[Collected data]
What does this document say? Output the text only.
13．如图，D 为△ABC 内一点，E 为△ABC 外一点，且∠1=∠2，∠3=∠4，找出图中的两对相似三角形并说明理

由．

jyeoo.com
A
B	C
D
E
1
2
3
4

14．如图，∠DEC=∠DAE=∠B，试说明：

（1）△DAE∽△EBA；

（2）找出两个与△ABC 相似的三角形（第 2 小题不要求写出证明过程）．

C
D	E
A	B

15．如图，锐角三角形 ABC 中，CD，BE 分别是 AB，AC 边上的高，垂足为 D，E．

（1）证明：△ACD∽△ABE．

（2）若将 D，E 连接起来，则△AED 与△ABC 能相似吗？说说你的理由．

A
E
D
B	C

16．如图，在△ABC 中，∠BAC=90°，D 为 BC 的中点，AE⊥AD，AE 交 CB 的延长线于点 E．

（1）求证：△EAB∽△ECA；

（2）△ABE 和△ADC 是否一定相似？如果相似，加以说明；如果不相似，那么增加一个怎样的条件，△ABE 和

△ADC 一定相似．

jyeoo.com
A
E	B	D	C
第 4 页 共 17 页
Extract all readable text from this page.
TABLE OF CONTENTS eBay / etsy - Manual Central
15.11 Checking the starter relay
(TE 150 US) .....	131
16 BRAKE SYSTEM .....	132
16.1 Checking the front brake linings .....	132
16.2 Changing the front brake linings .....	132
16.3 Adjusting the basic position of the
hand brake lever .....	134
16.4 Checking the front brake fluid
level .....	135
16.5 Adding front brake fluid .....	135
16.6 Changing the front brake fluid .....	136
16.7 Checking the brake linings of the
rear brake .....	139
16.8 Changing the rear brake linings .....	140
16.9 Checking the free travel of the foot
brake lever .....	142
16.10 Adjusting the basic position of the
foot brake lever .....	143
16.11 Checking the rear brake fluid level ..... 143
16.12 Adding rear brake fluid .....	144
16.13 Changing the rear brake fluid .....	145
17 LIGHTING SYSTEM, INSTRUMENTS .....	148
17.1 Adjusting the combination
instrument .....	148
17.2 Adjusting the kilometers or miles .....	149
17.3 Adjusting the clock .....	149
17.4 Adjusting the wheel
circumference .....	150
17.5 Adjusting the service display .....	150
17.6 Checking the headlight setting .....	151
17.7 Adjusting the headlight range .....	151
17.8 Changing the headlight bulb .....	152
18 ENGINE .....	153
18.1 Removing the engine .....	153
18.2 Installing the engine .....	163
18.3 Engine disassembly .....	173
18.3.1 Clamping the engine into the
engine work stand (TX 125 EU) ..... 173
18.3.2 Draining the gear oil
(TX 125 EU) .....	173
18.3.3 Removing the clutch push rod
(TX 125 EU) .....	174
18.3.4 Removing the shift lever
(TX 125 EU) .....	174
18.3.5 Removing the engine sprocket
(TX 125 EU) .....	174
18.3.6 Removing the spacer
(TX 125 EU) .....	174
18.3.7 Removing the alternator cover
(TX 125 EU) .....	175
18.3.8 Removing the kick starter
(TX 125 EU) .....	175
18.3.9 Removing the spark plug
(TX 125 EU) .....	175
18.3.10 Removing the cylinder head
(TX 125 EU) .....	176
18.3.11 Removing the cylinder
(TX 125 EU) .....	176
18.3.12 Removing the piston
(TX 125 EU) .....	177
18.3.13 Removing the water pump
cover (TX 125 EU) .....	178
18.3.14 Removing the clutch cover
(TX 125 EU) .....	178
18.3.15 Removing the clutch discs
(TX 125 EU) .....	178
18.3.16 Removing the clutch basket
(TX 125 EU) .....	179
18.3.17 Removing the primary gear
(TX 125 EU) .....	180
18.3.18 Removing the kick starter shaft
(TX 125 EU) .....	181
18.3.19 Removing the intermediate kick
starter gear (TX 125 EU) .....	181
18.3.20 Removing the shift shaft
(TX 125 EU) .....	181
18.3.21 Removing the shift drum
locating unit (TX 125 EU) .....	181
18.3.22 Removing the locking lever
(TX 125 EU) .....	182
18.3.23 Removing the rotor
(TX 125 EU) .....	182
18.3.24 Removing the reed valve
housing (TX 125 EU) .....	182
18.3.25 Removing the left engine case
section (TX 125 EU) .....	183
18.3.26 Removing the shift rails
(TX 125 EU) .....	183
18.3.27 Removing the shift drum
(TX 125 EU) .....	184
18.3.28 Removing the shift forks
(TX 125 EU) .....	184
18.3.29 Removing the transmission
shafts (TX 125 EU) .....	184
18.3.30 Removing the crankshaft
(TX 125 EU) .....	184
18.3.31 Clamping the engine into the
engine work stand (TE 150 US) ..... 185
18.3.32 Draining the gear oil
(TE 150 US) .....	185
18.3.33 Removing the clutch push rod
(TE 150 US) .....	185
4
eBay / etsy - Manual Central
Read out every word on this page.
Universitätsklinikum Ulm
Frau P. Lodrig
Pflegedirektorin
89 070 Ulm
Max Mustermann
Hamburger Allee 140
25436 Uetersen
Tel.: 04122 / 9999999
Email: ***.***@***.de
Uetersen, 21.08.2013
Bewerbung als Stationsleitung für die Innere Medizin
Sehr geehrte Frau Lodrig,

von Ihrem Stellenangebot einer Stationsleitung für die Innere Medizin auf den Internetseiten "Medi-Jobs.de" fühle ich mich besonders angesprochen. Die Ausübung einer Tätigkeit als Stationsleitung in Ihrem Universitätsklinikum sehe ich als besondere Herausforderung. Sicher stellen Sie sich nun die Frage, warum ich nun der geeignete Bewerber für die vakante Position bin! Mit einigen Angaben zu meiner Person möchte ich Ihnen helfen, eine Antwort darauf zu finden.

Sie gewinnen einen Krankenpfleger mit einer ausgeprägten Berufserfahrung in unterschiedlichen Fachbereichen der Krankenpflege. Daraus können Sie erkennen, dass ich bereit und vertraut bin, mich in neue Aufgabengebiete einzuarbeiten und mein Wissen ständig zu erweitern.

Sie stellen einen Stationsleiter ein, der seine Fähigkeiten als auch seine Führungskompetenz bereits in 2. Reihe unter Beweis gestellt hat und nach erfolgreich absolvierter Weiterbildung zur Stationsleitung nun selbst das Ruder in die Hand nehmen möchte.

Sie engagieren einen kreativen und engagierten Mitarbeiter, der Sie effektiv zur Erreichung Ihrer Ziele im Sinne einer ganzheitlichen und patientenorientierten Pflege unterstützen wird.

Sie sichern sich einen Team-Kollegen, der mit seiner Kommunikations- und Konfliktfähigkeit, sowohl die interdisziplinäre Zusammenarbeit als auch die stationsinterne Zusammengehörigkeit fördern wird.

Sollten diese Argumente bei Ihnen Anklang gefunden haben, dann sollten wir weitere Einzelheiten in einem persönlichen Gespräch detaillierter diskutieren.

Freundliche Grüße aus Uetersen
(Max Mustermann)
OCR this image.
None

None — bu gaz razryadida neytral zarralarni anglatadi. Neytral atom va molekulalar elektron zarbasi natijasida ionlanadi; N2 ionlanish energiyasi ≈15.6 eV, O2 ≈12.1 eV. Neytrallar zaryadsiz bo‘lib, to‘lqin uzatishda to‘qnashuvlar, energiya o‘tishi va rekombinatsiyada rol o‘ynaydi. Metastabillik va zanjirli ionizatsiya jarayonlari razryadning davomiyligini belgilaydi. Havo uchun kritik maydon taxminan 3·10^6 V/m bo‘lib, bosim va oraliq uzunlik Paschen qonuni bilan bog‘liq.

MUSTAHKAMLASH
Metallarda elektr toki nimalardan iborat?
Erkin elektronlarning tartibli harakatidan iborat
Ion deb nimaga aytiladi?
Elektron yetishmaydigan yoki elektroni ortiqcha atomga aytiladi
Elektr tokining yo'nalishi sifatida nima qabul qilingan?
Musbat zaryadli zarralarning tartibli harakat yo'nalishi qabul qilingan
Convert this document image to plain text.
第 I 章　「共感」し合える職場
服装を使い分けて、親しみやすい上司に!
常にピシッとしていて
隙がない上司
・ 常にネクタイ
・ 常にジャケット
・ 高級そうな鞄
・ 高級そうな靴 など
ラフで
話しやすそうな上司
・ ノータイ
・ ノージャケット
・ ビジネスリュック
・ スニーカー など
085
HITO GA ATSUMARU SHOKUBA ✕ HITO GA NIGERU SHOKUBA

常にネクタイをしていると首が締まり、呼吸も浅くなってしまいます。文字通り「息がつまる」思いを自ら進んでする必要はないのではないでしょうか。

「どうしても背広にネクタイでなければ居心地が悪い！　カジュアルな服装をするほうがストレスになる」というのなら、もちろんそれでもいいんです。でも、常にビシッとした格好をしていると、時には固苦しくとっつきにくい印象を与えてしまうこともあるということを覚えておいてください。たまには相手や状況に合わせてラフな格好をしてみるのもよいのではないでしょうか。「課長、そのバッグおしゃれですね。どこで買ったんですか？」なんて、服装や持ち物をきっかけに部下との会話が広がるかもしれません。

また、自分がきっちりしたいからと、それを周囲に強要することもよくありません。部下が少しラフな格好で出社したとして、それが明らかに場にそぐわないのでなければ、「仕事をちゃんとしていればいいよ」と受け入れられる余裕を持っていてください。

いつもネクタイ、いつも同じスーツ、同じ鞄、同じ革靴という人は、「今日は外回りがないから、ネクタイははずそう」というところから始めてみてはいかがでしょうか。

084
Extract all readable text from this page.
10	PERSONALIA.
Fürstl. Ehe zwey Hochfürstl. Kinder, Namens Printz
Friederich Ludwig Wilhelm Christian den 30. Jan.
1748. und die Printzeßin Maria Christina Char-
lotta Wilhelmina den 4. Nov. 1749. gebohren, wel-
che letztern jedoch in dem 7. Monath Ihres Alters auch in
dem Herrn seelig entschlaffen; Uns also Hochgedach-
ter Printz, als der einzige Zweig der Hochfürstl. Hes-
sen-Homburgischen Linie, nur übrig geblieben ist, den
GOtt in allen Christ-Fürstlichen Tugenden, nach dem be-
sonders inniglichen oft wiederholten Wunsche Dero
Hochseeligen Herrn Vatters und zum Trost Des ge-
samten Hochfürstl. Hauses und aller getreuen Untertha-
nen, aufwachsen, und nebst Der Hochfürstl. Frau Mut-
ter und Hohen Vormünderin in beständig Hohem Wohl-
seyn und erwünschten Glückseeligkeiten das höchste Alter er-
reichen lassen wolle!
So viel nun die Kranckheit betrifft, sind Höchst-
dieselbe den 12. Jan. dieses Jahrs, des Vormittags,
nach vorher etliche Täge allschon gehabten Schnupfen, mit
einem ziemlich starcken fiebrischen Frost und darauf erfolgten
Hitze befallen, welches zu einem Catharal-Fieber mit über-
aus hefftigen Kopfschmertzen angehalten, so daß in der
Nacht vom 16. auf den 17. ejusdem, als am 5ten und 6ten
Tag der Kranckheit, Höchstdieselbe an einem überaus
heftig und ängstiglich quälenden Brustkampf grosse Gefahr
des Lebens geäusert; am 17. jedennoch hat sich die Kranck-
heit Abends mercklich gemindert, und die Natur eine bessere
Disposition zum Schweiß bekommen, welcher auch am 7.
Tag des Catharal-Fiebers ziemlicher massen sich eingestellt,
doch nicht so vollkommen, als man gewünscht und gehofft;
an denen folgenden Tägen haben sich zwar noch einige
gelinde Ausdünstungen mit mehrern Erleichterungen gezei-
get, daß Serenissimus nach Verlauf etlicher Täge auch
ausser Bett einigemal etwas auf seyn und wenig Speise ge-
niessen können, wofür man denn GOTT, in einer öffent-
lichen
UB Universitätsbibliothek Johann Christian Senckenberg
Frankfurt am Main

§ WORK TO BE COMPLETED:
Pick out every line holding the string "cover" and return it.

§ REPLY TO THE EXERCISE:
18.3.7 Removing the alternator cover
cover (TX 125 EU) .....	178
18.3.14 Removing the clutch cover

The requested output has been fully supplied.